## begin ENTRIES PROVIDED

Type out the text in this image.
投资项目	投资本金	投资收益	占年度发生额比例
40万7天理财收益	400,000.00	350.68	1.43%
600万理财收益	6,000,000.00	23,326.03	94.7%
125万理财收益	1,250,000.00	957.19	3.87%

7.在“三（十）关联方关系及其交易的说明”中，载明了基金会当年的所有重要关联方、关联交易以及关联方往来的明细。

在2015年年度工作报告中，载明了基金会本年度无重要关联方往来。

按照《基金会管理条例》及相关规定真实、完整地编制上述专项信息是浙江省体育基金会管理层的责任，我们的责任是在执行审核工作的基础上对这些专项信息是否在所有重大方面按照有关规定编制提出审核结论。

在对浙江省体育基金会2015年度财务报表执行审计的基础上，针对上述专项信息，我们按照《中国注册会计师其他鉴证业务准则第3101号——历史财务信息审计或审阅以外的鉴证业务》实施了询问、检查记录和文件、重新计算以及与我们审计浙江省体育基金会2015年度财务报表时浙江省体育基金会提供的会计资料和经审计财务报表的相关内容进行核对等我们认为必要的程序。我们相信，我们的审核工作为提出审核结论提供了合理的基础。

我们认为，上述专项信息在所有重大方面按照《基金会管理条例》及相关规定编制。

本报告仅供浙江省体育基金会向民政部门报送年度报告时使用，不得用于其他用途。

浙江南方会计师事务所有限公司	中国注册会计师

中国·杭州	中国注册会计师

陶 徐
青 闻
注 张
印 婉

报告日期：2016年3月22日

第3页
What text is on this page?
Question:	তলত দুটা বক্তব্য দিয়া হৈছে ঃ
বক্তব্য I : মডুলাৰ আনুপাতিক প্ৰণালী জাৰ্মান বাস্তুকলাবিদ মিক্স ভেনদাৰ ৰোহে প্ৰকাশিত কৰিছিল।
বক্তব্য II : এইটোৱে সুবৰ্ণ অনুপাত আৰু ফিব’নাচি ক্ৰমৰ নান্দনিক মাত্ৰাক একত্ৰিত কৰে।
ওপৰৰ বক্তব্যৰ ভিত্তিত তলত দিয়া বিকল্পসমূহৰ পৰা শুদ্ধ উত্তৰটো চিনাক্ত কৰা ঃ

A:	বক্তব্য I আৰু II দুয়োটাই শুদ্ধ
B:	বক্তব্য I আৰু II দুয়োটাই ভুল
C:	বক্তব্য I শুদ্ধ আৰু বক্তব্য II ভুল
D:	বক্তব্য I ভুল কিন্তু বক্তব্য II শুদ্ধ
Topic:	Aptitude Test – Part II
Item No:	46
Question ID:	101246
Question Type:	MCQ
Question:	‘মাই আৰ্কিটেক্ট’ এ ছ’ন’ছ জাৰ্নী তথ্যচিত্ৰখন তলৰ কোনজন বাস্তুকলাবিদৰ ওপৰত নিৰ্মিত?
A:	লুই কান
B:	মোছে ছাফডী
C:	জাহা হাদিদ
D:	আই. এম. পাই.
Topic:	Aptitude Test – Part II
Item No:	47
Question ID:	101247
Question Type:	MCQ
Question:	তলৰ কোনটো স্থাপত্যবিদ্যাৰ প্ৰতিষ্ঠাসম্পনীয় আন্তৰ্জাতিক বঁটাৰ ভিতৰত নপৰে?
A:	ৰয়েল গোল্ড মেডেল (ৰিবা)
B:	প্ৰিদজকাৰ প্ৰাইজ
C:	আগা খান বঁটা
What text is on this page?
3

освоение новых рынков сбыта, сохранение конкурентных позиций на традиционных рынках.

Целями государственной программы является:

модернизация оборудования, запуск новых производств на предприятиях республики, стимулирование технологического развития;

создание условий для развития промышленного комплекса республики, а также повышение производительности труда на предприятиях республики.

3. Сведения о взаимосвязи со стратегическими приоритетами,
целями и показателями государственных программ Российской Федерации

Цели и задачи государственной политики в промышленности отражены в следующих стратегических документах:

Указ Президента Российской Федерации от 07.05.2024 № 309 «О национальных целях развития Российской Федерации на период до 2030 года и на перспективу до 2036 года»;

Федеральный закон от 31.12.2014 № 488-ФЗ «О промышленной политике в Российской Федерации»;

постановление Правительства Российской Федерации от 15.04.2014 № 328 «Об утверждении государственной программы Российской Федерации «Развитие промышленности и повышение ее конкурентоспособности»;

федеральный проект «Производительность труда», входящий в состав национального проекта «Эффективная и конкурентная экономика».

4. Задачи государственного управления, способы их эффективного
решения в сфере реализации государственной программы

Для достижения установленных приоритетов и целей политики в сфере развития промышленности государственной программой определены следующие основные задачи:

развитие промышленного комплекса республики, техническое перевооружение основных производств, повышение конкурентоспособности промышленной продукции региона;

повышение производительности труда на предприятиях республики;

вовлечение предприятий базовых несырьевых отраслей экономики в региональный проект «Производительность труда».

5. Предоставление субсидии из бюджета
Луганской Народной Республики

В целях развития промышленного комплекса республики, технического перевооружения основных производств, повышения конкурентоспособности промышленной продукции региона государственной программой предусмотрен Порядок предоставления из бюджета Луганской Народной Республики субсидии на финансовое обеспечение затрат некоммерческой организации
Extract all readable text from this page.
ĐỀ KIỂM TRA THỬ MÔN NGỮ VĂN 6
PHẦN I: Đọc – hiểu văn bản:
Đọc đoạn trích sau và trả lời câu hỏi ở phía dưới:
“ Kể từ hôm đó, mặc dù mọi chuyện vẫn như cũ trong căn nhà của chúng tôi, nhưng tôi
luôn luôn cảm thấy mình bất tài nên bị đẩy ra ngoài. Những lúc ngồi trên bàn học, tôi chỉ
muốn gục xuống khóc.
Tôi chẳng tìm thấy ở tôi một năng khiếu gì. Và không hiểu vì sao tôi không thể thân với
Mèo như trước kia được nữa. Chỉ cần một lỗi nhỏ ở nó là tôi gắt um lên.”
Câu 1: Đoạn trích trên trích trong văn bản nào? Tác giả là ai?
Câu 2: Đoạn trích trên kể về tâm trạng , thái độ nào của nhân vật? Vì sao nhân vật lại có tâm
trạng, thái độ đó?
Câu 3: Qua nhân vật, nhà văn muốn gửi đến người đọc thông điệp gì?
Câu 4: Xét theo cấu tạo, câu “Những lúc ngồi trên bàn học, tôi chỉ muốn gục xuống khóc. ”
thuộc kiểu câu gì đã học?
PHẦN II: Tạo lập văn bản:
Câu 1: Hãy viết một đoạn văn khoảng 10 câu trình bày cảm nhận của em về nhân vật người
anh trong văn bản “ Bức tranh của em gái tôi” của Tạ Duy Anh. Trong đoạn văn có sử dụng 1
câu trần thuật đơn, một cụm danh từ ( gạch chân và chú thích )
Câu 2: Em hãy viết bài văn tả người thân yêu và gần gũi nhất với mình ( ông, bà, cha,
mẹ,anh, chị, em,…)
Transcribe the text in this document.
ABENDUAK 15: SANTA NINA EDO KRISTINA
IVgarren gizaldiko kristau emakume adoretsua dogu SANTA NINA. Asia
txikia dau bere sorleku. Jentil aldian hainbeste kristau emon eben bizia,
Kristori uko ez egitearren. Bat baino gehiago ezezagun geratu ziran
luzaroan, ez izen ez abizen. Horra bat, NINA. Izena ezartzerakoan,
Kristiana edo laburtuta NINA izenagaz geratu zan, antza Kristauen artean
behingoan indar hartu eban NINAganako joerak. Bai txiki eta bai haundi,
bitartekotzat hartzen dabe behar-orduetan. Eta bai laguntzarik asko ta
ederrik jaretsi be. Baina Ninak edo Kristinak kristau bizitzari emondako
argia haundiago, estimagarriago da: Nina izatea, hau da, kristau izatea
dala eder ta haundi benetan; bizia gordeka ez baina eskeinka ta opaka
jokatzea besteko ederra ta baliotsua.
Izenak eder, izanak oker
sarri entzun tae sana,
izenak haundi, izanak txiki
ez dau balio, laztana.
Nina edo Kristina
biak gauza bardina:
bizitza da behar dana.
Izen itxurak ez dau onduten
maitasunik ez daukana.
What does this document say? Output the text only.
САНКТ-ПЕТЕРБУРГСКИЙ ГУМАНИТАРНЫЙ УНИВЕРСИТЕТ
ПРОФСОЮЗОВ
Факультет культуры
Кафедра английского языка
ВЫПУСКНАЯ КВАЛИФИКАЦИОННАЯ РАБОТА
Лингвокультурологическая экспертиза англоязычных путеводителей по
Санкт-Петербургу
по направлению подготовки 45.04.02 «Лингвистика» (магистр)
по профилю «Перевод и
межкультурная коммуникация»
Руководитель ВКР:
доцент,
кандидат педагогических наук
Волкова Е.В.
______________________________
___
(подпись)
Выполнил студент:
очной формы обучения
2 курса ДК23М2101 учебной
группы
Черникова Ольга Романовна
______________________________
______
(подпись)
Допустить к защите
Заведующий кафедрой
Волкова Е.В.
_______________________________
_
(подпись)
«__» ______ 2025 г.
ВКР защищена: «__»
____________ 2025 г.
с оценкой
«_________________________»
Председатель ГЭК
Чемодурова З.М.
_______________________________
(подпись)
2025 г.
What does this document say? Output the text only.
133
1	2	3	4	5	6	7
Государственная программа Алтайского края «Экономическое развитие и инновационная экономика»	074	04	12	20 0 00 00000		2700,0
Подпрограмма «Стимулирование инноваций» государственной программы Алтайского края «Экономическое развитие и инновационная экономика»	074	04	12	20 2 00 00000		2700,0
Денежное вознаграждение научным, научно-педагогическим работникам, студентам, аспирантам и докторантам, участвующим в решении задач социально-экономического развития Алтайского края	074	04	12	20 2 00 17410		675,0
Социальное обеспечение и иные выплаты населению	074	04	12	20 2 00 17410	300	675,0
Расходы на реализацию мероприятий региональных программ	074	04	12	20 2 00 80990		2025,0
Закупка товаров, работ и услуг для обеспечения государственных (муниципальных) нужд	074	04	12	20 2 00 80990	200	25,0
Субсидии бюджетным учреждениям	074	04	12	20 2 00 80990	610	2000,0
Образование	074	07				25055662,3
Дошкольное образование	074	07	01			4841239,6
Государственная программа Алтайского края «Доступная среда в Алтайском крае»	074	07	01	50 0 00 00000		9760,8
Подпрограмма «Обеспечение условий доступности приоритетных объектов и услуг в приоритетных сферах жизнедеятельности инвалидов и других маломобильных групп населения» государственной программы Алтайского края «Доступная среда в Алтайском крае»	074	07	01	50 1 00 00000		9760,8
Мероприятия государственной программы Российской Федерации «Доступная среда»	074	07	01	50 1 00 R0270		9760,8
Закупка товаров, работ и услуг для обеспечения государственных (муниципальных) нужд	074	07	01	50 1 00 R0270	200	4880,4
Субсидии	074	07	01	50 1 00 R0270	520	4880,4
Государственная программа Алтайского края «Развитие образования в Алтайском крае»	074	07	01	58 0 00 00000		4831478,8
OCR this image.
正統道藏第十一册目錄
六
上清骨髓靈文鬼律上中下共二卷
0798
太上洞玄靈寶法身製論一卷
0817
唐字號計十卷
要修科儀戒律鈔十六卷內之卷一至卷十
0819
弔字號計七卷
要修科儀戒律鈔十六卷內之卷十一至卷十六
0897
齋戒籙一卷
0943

## end ENTRIES PROVIDED

## OBJECTIVE
Show all lines from the listing above in which "Закупка" appears.

## THE ANSWER
Закупка товаров, работ и услуг для обеспечения государственных (муниципальных) нужд	074	04	12	20 2 00 80990	200	25,0
Закупка товаров, работ и услуг для обеспечения государственных (муниципальных) нужд	074	07	01	50 1 00 R0270	200	4880,4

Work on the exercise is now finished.